## Problem to solve
Return exactly the lines that run from the one containing "Transcribe this image's" to the end of the entries, with both ends included.

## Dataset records

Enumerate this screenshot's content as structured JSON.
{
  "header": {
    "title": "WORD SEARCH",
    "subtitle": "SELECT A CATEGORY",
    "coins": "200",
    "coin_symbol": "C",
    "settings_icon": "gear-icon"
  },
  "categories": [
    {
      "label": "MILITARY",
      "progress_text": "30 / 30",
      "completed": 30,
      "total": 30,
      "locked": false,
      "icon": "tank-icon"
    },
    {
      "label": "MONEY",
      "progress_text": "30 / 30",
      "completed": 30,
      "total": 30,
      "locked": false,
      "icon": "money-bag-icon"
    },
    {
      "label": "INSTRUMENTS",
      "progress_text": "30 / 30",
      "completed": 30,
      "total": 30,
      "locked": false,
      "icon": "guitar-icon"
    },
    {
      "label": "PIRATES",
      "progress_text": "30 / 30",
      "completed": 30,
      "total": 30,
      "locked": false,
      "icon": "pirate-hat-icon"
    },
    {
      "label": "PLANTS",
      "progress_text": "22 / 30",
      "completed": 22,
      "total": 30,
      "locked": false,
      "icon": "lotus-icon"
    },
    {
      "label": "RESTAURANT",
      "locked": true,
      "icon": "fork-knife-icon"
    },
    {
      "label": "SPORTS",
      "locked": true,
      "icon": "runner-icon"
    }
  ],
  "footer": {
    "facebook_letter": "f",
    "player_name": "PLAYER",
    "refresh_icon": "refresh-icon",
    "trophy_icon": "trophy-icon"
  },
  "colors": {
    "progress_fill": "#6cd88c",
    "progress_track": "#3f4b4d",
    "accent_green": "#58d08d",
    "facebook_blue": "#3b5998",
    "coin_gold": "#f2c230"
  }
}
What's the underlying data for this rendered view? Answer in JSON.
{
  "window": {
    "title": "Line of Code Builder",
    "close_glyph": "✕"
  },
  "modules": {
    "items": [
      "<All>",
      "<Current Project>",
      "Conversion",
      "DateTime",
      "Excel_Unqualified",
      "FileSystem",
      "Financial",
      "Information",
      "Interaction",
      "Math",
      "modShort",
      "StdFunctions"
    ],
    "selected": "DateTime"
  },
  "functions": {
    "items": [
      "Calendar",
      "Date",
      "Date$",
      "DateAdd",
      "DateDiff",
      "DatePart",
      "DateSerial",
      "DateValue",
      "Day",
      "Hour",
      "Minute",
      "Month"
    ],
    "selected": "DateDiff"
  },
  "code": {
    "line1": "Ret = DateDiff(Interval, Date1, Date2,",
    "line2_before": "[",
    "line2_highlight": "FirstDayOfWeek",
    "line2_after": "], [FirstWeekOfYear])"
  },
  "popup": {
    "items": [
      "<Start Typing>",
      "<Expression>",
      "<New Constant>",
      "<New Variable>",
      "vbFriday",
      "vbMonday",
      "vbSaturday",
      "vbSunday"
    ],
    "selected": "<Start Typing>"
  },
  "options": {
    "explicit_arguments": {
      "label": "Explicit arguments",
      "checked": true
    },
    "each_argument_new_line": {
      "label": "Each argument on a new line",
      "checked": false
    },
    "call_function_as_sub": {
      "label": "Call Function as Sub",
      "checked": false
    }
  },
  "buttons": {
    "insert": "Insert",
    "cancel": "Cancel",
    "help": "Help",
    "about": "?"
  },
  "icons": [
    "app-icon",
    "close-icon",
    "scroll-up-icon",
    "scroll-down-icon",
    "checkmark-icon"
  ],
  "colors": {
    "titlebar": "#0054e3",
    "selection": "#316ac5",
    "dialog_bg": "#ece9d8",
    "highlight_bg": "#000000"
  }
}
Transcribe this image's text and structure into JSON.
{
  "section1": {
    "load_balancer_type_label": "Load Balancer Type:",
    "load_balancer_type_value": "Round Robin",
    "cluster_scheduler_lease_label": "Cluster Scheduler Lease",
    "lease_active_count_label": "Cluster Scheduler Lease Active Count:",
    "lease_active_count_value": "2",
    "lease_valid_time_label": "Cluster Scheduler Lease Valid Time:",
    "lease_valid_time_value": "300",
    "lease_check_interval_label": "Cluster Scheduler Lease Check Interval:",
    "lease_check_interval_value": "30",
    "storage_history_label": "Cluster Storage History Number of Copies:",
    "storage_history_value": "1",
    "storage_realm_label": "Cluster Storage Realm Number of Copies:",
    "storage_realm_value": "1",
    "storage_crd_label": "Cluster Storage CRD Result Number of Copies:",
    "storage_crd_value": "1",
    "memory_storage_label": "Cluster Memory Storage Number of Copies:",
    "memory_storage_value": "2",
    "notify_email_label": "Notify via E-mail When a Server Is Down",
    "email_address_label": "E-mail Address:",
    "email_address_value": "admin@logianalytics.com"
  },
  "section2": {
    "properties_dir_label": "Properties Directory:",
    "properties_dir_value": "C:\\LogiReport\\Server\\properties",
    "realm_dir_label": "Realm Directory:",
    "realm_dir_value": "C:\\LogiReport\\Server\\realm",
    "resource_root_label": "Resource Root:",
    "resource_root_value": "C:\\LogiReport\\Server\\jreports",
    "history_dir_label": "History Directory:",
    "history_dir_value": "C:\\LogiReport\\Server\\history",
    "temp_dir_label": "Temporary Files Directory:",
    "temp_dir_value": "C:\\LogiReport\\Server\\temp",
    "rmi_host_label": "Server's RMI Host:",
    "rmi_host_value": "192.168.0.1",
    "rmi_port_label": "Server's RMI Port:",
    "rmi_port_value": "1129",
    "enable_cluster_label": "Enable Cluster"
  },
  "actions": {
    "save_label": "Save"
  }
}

## The output
Transcribe this image's text and structure into JSON.
{
  "section1": {
    "load_balancer_type_label": "Load Balancer Type:",
    "load_balancer_type_value": "Round Robin",
    "cluster_scheduler_lease_label": "Cluster Scheduler Lease",
    "lease_active_count_label": "Cluster Scheduler Lease Active Count:",
    "lease_active_count_value": "2",
    "lease_valid_time_label": "Cluster Scheduler Lease Valid Time:",
    "lease_valid_time_value": "300",
    "lease_check_interval_label": "Cluster Scheduler Lease Check Interval:",
    "lease_check_interval_value": "30",
    "storage_history_label": "Cluster Storage History Number of Copies:",
    "storage_history_value": "1",
    "storage_realm_label": "Cluster Storage Realm Number of Copies:",
    "storage_realm_value": "1",
    "storage_crd_label": "Cluster Storage CRD Result Number of Copies:",
    "storage_crd_value": "1",
    "memory_storage_label": "Cluster Memory Storage Number of Copies:",
    "memory_storage_value": "2",
    "notify_email_label": "Notify via E-mail When a Server Is Down",
    "email_address_label": "E-mail Address:",
    "email_address_value": "admin@logianalytics.com"
  },
  "section2": {
    "properties_dir_label": "Properties Directory:",
    "properties_dir_value": "C:\\LogiReport\\Server\\properties",
    "realm_dir_label": "Realm Directory:",
    "realm_dir_value": "C:\\LogiReport\\Server\\realm",
    "resource_root_label": "Resource Root:",
    "resource_root_value": "C:\\LogiReport\\Server\\jreports",
    "history_dir_label": "History Directory:",
    "history_dir_value": "C:\\LogiReport\\Server\\history",
    "temp_dir_label": "Temporary Files Directory:",
    "temp_dir_value": "C:\\LogiReport\\Server\\temp",
    "rmi_host_label": "Server's RMI Host:",
    "rmi_host_value": "192.168.0.1",
    "rmi_port_label": "Server's RMI Port:",
    "rmi_port_value": "1129",
    "enable_cluster_label": "Enable Cluster"
  },
  "actions": {
    "save_label": "Save"
  }
}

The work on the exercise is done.